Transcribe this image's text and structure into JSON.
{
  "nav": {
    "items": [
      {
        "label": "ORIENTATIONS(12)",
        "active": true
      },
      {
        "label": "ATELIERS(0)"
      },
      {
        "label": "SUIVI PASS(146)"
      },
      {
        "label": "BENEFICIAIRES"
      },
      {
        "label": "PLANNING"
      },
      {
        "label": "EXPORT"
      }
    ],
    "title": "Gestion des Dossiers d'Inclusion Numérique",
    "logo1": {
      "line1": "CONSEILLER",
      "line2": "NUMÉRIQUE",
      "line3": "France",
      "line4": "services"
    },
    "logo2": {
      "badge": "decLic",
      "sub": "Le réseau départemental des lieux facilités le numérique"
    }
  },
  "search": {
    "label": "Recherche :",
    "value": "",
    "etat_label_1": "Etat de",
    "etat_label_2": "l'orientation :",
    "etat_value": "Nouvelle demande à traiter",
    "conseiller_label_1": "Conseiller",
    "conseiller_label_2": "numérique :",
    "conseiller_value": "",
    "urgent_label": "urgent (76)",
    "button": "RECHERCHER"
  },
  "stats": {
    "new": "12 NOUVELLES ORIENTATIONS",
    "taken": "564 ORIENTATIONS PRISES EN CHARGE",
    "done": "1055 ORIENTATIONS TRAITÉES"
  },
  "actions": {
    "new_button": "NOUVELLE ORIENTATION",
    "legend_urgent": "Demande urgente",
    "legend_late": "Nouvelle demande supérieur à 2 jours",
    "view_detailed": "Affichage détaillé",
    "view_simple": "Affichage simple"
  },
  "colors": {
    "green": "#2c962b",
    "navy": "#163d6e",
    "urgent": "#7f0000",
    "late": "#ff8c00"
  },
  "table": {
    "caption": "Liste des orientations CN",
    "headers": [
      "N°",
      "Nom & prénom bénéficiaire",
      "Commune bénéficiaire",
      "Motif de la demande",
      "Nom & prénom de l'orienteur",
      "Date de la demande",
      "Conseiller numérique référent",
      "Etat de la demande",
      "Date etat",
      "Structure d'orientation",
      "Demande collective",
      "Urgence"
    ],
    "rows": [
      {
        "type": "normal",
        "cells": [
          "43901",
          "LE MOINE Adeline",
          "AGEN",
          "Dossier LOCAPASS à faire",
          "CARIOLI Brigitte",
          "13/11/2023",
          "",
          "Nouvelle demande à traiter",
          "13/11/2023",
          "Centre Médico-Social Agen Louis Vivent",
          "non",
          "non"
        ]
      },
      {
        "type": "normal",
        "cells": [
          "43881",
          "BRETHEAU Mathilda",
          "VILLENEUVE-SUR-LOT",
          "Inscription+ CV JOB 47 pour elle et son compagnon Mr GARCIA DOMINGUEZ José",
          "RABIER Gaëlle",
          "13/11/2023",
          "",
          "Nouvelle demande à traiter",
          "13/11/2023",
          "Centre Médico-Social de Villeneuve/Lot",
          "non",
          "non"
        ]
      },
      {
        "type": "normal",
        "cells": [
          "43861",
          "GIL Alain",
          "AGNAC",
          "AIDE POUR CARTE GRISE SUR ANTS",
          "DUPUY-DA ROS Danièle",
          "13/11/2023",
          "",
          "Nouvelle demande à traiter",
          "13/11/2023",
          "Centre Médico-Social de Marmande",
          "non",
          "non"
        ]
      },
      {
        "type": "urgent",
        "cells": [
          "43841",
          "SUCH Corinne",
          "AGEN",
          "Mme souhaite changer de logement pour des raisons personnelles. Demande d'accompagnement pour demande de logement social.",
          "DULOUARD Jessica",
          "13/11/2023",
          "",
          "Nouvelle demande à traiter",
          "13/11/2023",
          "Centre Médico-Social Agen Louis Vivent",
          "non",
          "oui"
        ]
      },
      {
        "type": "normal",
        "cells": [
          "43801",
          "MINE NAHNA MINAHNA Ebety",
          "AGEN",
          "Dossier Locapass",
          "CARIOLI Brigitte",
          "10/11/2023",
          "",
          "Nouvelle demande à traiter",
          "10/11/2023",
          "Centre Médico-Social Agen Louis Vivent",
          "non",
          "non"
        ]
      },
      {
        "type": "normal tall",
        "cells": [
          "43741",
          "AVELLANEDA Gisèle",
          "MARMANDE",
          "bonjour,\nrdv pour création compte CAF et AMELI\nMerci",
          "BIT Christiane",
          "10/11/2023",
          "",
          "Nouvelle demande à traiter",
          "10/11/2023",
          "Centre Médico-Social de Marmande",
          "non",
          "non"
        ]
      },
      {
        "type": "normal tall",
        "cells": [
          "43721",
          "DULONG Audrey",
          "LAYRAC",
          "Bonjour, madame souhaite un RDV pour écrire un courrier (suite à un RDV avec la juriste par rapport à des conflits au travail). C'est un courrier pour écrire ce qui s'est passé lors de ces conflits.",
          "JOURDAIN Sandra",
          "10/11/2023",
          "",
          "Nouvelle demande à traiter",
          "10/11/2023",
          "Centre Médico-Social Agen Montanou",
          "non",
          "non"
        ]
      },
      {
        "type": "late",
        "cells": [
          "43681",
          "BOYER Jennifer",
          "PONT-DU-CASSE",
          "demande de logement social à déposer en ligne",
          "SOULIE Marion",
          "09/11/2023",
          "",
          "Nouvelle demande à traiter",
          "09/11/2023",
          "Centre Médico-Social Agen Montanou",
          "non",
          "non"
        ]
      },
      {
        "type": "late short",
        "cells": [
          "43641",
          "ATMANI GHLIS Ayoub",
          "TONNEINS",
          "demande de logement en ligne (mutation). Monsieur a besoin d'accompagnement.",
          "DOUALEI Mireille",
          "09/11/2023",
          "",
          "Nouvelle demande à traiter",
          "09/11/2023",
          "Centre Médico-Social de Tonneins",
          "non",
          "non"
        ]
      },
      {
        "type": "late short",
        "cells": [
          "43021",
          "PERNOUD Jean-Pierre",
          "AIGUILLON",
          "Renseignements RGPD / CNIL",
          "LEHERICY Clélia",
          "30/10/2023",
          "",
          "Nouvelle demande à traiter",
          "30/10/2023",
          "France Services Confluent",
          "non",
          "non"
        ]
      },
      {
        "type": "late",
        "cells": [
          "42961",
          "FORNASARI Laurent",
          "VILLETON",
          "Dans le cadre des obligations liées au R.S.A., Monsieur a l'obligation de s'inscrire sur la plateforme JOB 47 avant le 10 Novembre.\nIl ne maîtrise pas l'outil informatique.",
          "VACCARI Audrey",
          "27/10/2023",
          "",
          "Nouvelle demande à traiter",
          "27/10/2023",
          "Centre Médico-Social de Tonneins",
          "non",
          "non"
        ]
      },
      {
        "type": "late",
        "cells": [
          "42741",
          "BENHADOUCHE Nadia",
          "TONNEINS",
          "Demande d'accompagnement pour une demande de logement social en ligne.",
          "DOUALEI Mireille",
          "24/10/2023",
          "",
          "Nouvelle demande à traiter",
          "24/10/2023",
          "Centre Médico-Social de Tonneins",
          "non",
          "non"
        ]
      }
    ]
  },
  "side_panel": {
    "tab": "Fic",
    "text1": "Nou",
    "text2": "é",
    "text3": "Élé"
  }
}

-----

■ **Task to carry out**: Track down every line of the material containing the string "logement", and copy it.

■ **Output of the task**:
          "Mme souhaite changer de logement pour des raisons personnelles. Demande d'accompagnement pour demande de logement social.",
          "demande de logement social à déposer en ligne",
          "demande de logement en ligne (mutation). Monsieur a besoin d'accompagnement.",
          "Demande d'accompagnement pour une demande de logement social en ligne.",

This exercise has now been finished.